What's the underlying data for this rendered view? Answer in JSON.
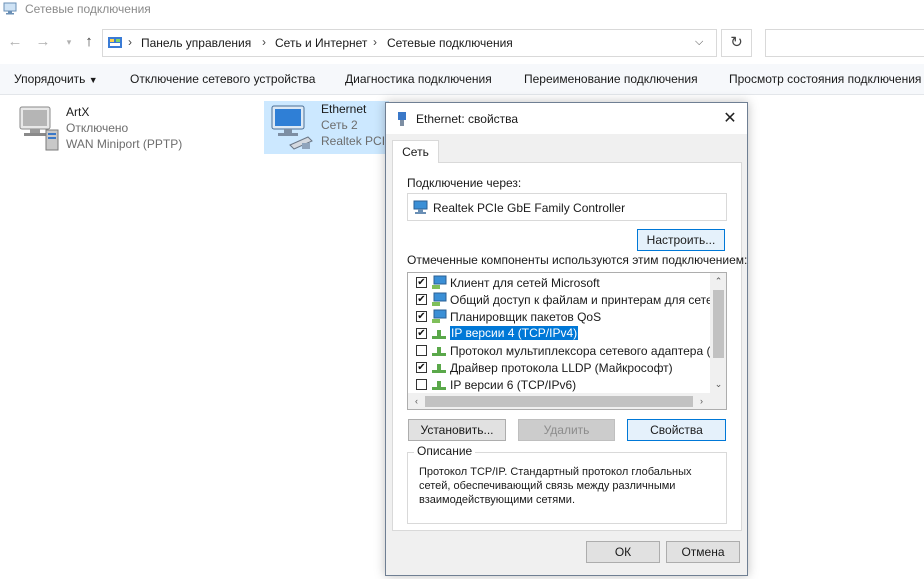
{
  "window": {
    "title": "Сетевые подключения"
  },
  "address": {
    "crumbs": [
      "Панель управления",
      "Сеть и Интернет",
      "Сетевые подключения"
    ],
    "search_placeholder": ""
  },
  "commands": {
    "organize": "Упорядочить",
    "disable": "Отключение сетевого устройства",
    "diagnose": "Диагностика подключения",
    "rename": "Переименование подключения",
    "status": "Просмотр состояния подключения"
  },
  "connections": [
    {
      "name": "ArtX",
      "status": "Отключено",
      "device": "WAN Miniport (PPTP)"
    },
    {
      "name": "Ethernet",
      "status": "Сеть 2",
      "device": "Realtek PCIe"
    }
  ],
  "dialog": {
    "title": "Ethernet: свойства",
    "tab": "Сеть",
    "connect_using_label": "Подключение через:",
    "adapter": "Realtek PCIe GbE Family Controller",
    "configure_button": "Настроить...",
    "components_label": "Отмеченные компоненты используются этим подключением:",
    "components": [
      {
        "label": "Клиент для сетей Microsoft",
        "checked": "✔",
        "icon": "network-client-icon",
        "selected": false
      },
      {
        "label": "Общий доступ к файлам и принтерам для сетей Mi",
        "checked": "✔",
        "icon": "network-share-icon",
        "selected": false
      },
      {
        "label": "Планировщик пакетов QoS",
        "checked": "✔",
        "icon": "network-qos-icon",
        "selected": false
      },
      {
        "label": "IP версии 4 (TCP/IPv4)",
        "checked": "✔",
        "icon": "protocol-icon",
        "selected": true
      },
      {
        "label": "Протокол мультиплексора сетевого адаптера (Май",
        "checked": "",
        "icon": "protocol-icon",
        "selected": false
      },
      {
        "label": "Драйвер протокола LLDP (Майкрософт)",
        "checked": "✔",
        "icon": "protocol-icon",
        "selected": false
      },
      {
        "label": "IP версии 6 (TCP/IPv6)",
        "checked": "",
        "icon": "protocol-icon",
        "selected": false
      }
    ],
    "install_button": "Установить...",
    "remove_button": "Удалить",
    "properties_button": "Свойства",
    "description_legend": "Описание",
    "description_text": "Протокол TCP/IP. Стандартный протокол глобальных сетей, обеспечивающий связь между различными взаимодействующими сетями.",
    "ok_button": "ОК",
    "cancel_button": "Отмена"
  },
  "colors": {
    "selection": "#0078d7",
    "command_bar_bg": "#f6f8fb",
    "dialog_bg": "#f0f0f0"
  }
}
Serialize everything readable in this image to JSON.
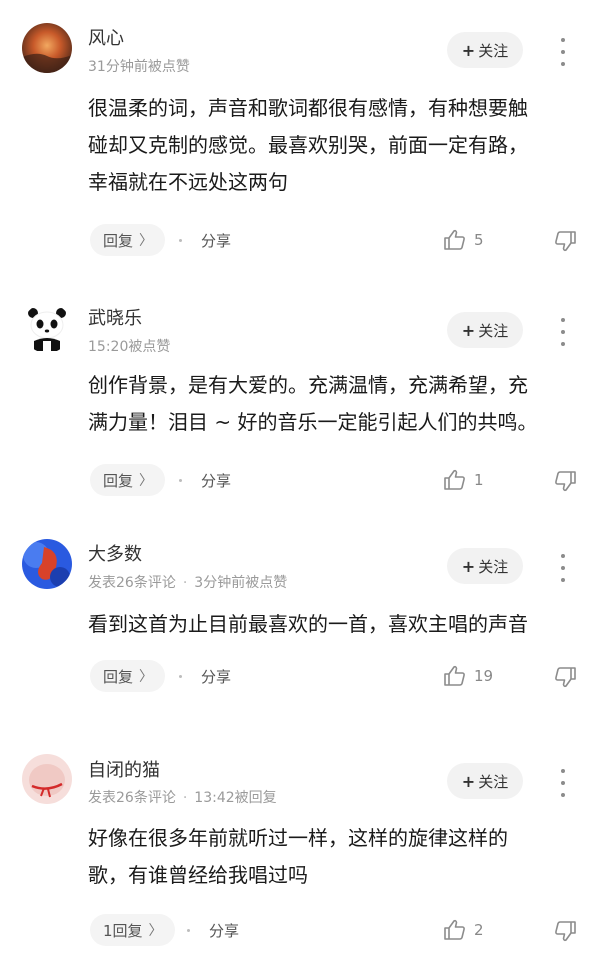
{
  "comments": [
    {
      "username": "风心",
      "meta": [
        "31分钟前被点赞"
      ],
      "follow_label": "关注",
      "content_lines": [
        "很温柔的词，声音和歌词都很有感情，有种想要触",
        "碰却又克制的感觉。最喜欢别哭，前面一定有路，",
        "幸福就在不远处这两句"
      ],
      "reply_label": "回复",
      "share_label": "分享",
      "likes": "5",
      "avatar_colors": [
        "#6a3a22",
        "#e08a3a"
      ]
    },
    {
      "username": "武晓乐",
      "meta": [
        "15:20被点赞"
      ],
      "follow_label": "关注",
      "content_lines": [
        "创作背景，是有大爱的。充满温情，充满希望，充",
        "满力量！泪目 ~ 好的音乐一定能引起人们的共鸣。"
      ],
      "reply_label": "回复",
      "share_label": "分享",
      "likes": "1",
      "avatar_colors": [
        "#ffffff",
        "#111111"
      ]
    },
    {
      "username": "大多数",
      "meta": [
        "发表26条评论",
        "3分钟前被点赞"
      ],
      "follow_label": "关注",
      "content_lines": [
        "看到这首为止目前最喜欢的一首，喜欢主唱的声音"
      ],
      "reply_label": "回复",
      "share_label": "分享",
      "likes": "19",
      "avatar_colors": [
        "#1f4fd6",
        "#d8422a"
      ]
    },
    {
      "username": "自闭的猫",
      "meta": [
        "发表26条评论",
        "13:42被回复"
      ],
      "follow_label": "关注",
      "content_lines": [
        "好像在很多年前就听过一样，这样的旋律这样的",
        "歌，有谁曾经给我唱过吗"
      ],
      "reply_label": "1回复",
      "share_label": "分享",
      "likes": "2",
      "avatar_colors": [
        "#f3d3d0",
        "#d42a2a"
      ]
    }
  ],
  "icons": {
    "avatar": "user-avatar",
    "follow": "plus-icon",
    "more": "more-vertical-icon",
    "reply": "chevron-right-icon",
    "like": "thumbs-up-icon",
    "dislike": "thumbs-down-icon"
  },
  "colors": {
    "text": "#1a1a1a",
    "meta": "#9a9a9a",
    "button_bg": "#f2f2f2"
  }
}
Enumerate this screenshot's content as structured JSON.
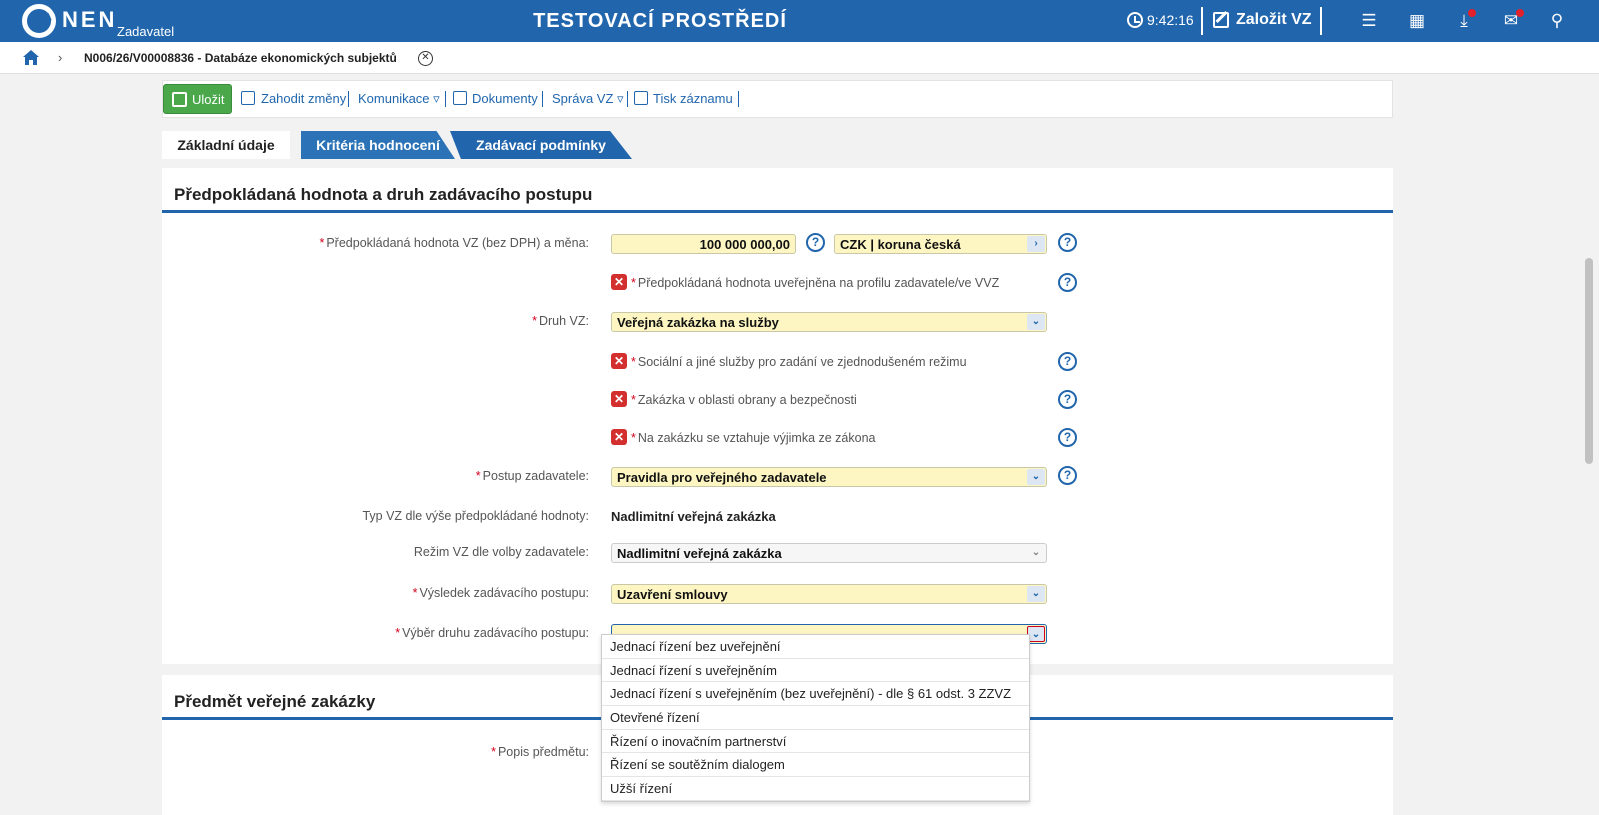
{
  "header": {
    "brand": "NEN",
    "brand_sub": "Zadavatel",
    "environment": "TESTOVACÍ PROSTŘEDÍ",
    "time": "9:42:16",
    "new_vz_label": "Založit VZ"
  },
  "breadcrumb": {
    "current": "N006/26/V00008836 - Databáze ekonomických subjektů"
  },
  "toolbar": {
    "save_label": "Uložit",
    "discard_label": "Zahodit změny",
    "communication_label": "Komunikace ▿",
    "documents_label": "Dokumenty",
    "manage_label": "Správa VZ ▿",
    "print_label": "Tisk záznamu"
  },
  "tabs": [
    {
      "label": "Základní údaje"
    },
    {
      "label": "Kritéria hodnocení"
    },
    {
      "label": "Zadávací podmínky"
    }
  ],
  "section1": {
    "title": "Předpokládaná hodnota a druh zadávacího postupu",
    "value_label": "Předpokládaná hodnota VZ (bez DPH) a měna:",
    "value": "100 000 000,00",
    "currency": "CZK | koruna česká",
    "published_label": "Předpokládaná hodnota uveřejněna na profilu zadavatele/ve VVZ",
    "type_label": "Druh VZ:",
    "type_value": "Veřejná zakázka na služby",
    "social_label": "Sociální a jiné služby pro zadání ve zjednodušeném režimu",
    "defense_label": "Zakázka v oblasti obrany a bezpečnosti",
    "exception_label": "Na zakázku se vztahuje výjimka ze zákona",
    "procedure_label": "Postup zadavatele:",
    "procedure_value": "Pravidla pro veřejného zadavatele",
    "vz_type_label": "Typ VZ dle výše předpokládané hodnoty:",
    "vz_type_value": "Nadlimitní veřejná zakázka",
    "regime_label": "Režim VZ dle volby zadavatele:",
    "regime_value": "Nadlimitní veřejná zakázka",
    "result_label": "Výsledek zadávacího postupu:",
    "result_value": "Uzavření smlouvy",
    "choice_label": "Výběr druhu zadávacího postupu:",
    "choice_value": ""
  },
  "dropdown_options": [
    "Jednací řízení bez uveřejnění",
    "Jednací řízení s uveřejněním",
    "Jednací řízení s uveřejněním (bez uveřejnění) - dle § 61 odst. 3 ZZVZ",
    "Otevřené řízení",
    "Řízení o inovačním partnerství",
    "Řízení se soutěžním dialogem",
    "Užší řízení"
  ],
  "section2": {
    "title": "Předmět veřejné zakázky",
    "subject_label": "Popis předmětu:"
  },
  "colors": {
    "primary": "#2166ad",
    "save_green": "#4aa84b",
    "field_yellow": "#fdf6c3",
    "required_red": "#d0021b"
  }
}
----
EXERCISE BRIEF: Each line holding "uveřejněním" must be found and copied.

RESULT OF THIS TASK:
    "Jednací řízení s uveřejněním",
    "Jednací řízení s uveřejněním (bez uveřejnění) - dle § 61 odst. 3 ZZVZ",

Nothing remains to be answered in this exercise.